▶ [TASK BRIEF]
Identify the lines that contain the word "name" and copy each one.

Begin INPUT RECORDS

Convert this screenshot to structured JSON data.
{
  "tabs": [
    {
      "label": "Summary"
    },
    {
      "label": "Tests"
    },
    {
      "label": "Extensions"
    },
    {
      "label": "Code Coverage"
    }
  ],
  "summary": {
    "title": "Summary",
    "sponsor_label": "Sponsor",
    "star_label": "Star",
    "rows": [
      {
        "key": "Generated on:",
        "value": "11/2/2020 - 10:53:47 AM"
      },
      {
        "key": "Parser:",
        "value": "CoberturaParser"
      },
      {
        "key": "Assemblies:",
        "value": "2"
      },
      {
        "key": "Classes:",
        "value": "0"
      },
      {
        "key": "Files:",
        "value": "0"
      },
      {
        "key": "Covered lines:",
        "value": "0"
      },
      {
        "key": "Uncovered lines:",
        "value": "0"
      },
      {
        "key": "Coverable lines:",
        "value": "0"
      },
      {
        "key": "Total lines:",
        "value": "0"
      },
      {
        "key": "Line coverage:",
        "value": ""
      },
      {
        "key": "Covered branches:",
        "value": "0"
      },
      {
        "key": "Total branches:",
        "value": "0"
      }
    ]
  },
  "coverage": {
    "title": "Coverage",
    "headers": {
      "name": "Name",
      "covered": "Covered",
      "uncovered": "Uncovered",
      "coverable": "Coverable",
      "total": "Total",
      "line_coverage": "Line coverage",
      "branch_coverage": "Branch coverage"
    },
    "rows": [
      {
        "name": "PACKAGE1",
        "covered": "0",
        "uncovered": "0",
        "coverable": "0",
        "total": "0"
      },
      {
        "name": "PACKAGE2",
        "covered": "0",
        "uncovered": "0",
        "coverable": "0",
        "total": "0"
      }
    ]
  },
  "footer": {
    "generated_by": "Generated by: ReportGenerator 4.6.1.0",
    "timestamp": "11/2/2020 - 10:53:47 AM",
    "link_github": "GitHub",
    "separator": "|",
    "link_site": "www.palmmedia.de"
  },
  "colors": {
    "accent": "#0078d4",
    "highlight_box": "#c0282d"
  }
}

End INPUT RECORDS

▶ [EXERCISE ANSWER]
      "name": "Name",
        "name": "PACKAGE1",
        "name": "PACKAGE2",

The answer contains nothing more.